__WORK TO BE COMPLETED__
Search the material for the string "JSON", then return every line where it is found.

__Source data__
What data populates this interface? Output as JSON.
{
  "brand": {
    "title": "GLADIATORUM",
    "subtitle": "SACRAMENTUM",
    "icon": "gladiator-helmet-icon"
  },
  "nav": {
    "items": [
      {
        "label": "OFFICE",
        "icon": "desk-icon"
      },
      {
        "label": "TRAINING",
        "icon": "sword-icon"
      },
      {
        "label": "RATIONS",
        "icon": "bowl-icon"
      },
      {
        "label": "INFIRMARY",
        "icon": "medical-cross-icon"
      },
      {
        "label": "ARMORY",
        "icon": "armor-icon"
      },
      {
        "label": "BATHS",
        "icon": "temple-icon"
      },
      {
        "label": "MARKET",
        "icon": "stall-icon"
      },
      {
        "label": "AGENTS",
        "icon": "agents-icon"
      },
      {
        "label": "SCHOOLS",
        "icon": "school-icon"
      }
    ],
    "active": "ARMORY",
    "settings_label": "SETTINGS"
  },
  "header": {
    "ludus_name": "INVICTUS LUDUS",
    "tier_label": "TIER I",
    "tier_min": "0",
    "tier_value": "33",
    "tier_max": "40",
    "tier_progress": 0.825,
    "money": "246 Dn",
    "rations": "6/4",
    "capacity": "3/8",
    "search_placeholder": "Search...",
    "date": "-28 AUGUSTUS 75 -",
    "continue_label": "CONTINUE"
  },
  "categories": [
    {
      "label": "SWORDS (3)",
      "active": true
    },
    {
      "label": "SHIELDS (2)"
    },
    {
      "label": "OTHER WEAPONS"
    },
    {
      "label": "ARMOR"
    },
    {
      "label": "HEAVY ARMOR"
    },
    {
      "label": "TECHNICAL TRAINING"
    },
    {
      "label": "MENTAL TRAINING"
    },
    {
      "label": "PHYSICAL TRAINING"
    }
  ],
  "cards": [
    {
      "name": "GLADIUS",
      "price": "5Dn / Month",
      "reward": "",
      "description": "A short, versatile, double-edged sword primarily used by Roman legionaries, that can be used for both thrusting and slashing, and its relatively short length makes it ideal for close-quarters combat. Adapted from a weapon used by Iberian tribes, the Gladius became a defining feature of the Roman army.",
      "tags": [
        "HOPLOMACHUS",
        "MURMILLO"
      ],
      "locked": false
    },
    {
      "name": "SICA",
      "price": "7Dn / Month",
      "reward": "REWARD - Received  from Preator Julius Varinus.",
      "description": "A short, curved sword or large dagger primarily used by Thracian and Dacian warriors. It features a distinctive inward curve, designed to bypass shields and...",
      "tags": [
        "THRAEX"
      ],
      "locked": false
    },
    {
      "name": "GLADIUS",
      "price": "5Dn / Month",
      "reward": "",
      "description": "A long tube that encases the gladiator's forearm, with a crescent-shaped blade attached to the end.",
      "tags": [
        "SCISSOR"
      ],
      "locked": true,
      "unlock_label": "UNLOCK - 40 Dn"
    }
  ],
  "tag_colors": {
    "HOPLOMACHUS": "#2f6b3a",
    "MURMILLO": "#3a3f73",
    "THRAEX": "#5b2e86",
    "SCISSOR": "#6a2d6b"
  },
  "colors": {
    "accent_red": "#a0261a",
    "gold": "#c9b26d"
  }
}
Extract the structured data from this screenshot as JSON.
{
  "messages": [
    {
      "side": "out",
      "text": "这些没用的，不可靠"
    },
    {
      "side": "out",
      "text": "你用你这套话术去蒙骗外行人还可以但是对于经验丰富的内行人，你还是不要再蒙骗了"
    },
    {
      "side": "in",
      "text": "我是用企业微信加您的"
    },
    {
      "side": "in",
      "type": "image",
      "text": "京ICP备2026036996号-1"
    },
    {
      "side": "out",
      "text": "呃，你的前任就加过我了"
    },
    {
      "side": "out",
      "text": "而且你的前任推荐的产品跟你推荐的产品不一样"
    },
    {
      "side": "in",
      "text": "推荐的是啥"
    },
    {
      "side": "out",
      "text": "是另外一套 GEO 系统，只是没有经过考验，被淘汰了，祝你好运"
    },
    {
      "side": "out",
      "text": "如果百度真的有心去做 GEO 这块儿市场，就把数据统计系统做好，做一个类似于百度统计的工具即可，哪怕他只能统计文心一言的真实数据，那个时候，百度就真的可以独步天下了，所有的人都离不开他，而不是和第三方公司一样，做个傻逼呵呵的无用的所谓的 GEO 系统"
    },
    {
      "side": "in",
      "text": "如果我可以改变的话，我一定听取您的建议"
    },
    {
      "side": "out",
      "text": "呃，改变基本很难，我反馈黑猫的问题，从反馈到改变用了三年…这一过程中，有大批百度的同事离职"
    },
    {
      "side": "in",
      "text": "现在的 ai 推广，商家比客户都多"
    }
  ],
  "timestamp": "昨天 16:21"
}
...
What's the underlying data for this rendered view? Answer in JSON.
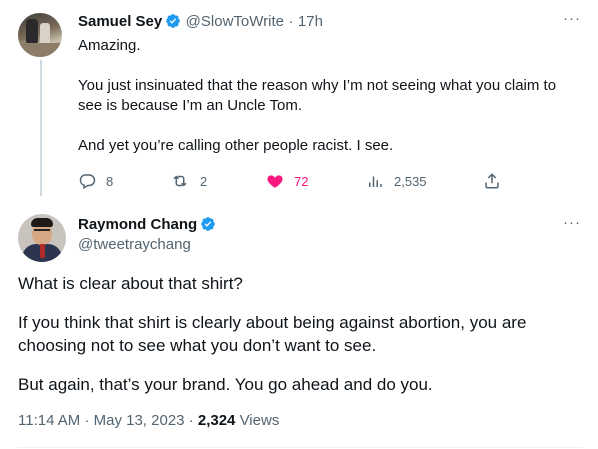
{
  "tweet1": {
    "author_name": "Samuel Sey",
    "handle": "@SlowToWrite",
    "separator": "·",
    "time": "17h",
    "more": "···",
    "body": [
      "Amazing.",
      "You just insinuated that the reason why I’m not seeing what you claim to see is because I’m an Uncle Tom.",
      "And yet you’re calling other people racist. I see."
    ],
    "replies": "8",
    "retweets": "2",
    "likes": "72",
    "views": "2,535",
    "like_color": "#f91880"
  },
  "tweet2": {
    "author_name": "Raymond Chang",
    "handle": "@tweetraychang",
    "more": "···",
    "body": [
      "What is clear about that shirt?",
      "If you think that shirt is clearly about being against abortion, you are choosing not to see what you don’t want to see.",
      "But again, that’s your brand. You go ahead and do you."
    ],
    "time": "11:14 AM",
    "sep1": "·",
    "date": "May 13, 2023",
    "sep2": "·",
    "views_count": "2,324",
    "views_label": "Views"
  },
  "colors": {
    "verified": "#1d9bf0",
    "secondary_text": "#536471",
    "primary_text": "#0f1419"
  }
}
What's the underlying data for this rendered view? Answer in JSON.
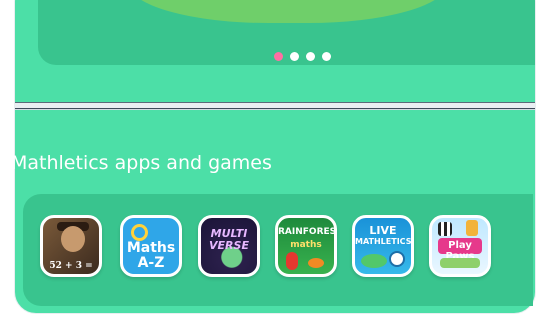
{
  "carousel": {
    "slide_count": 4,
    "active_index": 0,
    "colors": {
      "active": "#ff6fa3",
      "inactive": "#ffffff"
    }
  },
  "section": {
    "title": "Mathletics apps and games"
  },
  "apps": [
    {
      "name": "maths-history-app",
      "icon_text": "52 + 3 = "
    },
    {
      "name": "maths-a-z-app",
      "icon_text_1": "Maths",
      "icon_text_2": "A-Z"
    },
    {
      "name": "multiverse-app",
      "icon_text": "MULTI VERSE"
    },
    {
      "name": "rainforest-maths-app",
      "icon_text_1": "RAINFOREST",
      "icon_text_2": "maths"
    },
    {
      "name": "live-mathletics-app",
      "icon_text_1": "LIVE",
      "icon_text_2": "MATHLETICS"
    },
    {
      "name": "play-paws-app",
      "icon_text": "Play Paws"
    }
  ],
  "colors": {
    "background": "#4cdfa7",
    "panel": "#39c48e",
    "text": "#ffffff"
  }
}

__SOLUTION FOR THIS EXERCISE__
What data populates this interface? Output as JSON.
Extract the structured data from this screenshot as JSON.
What's the underlying data for this rendered view? Answer in JSON.
What's the underlying data for this rendered view? Answer in JSON.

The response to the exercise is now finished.